Pick out and copy every line below that has the word "others".

(Dataset entries)
________

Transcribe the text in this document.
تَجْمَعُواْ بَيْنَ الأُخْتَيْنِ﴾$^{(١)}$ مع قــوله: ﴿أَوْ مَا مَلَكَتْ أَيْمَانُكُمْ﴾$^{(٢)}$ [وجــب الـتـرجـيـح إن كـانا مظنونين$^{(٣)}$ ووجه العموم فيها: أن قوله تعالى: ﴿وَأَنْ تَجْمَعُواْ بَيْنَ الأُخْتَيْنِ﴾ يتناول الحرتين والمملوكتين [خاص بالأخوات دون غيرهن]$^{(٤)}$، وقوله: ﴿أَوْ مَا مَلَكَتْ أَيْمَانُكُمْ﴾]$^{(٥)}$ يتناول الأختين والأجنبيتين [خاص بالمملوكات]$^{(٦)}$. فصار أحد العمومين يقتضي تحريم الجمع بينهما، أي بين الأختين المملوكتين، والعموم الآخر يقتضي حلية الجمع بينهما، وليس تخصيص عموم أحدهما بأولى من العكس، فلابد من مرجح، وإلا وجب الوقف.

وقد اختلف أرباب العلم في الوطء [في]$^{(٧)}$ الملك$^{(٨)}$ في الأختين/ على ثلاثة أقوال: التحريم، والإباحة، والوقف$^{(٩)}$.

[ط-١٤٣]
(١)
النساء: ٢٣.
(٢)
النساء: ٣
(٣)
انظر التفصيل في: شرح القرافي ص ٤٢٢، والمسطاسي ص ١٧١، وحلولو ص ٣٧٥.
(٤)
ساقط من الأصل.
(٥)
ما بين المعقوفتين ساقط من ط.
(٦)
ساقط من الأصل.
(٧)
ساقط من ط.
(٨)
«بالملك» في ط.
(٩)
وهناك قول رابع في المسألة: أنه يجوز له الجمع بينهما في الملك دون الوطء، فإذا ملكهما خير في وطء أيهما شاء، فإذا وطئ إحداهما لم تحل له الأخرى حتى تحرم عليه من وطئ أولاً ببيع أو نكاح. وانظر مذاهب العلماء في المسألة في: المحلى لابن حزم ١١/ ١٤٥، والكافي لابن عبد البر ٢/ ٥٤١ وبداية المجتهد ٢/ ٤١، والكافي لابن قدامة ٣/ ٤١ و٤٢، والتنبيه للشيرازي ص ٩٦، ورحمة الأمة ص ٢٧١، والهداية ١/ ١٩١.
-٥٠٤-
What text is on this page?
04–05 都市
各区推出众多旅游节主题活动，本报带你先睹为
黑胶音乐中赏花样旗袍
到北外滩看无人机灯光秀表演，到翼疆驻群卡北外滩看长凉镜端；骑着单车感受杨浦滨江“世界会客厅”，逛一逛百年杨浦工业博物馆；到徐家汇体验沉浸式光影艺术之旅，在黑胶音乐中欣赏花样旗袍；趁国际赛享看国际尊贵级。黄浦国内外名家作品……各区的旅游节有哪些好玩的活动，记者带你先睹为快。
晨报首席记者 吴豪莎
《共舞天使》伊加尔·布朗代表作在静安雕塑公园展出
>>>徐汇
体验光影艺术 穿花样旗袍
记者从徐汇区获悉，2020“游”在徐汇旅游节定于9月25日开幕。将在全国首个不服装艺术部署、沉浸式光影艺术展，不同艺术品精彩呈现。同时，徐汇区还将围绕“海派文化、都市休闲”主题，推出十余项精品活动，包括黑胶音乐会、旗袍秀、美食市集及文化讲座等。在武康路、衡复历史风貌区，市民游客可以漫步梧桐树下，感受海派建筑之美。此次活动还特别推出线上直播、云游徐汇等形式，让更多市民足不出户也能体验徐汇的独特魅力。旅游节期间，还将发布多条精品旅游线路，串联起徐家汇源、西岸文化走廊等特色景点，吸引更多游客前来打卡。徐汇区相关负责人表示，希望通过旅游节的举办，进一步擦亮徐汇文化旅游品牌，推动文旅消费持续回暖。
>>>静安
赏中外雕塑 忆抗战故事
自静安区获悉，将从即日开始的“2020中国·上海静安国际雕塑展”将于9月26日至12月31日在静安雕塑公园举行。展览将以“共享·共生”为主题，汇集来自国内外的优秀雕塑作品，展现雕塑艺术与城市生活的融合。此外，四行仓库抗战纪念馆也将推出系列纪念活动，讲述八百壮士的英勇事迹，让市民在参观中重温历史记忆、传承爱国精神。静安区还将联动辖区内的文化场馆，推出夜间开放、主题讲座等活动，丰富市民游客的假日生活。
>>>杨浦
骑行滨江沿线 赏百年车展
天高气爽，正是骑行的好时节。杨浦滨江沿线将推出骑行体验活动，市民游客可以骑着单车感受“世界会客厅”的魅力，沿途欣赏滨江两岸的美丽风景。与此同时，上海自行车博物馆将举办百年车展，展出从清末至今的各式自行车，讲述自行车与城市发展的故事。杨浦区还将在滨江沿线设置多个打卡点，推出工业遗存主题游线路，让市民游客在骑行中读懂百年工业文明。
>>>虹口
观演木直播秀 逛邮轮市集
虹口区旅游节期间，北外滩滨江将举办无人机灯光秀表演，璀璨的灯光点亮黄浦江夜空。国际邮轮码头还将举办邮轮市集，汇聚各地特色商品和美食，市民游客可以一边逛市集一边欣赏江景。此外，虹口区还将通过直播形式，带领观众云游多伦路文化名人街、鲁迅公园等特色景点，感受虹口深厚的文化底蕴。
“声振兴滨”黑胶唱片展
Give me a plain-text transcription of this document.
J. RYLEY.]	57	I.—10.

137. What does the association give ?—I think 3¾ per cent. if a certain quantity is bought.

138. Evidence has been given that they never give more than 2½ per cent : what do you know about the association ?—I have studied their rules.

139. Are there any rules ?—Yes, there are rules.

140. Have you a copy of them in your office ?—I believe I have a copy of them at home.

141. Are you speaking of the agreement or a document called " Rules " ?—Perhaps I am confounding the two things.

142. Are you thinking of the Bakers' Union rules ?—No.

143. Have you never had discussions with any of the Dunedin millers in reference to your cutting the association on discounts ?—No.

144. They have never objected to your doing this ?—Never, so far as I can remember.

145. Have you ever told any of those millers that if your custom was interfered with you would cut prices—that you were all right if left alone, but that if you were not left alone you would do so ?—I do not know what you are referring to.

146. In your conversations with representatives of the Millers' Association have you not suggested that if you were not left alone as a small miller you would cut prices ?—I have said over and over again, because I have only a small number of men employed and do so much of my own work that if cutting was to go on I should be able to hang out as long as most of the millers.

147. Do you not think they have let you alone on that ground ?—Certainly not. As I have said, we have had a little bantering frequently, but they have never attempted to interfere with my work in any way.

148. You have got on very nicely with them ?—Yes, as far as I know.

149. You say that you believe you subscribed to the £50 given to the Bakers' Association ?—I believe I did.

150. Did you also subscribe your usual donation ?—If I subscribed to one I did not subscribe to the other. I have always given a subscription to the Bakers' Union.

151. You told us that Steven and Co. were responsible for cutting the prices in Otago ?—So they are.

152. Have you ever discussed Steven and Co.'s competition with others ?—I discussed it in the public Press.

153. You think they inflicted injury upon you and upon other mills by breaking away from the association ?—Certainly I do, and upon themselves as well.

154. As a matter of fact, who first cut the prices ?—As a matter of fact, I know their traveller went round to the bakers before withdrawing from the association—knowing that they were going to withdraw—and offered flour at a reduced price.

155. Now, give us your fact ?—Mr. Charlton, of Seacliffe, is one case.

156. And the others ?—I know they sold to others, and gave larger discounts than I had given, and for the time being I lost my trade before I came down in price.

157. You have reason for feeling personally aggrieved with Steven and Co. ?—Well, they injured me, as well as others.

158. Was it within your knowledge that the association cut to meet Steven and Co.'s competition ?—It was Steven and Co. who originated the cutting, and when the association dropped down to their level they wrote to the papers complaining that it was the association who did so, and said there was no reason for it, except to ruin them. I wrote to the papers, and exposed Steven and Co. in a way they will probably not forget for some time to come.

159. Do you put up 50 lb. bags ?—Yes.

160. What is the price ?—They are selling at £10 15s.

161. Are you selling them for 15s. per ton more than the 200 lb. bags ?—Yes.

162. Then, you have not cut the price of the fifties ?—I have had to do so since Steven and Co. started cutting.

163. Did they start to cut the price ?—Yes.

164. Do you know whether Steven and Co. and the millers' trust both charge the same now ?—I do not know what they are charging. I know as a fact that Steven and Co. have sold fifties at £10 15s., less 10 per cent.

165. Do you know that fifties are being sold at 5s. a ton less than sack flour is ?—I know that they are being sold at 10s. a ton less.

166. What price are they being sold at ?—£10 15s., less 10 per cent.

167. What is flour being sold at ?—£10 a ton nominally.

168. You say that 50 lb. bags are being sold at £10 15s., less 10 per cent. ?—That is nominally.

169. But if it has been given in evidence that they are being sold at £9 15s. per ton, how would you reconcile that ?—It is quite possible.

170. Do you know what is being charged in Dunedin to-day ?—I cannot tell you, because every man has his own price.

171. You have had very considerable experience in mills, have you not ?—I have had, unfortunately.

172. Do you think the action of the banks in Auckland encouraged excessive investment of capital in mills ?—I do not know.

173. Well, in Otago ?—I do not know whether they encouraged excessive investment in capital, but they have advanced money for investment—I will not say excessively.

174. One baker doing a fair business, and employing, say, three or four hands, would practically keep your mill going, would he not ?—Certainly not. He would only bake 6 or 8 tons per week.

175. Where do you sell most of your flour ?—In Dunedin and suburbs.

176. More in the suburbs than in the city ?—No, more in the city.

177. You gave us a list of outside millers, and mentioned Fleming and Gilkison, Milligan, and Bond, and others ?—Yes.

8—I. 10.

________

Response for this exercise:
152. Have you ever discussed Steven and Co.'s competition with others ?—I discussed it in the public Press.
156. And the others ?—I know they sold to others, and gave larger discounts than I had given, and for the time being I lost my trade before I came down in price.
157. You have reason for feeling personally aggrieved with Steven and Co. ?—Well, they injured me, as well as others.
177. You gave us a list of outside millers, and mentioned Fleming and Gilkison, Milligan, and Bond, and others ?—Yes.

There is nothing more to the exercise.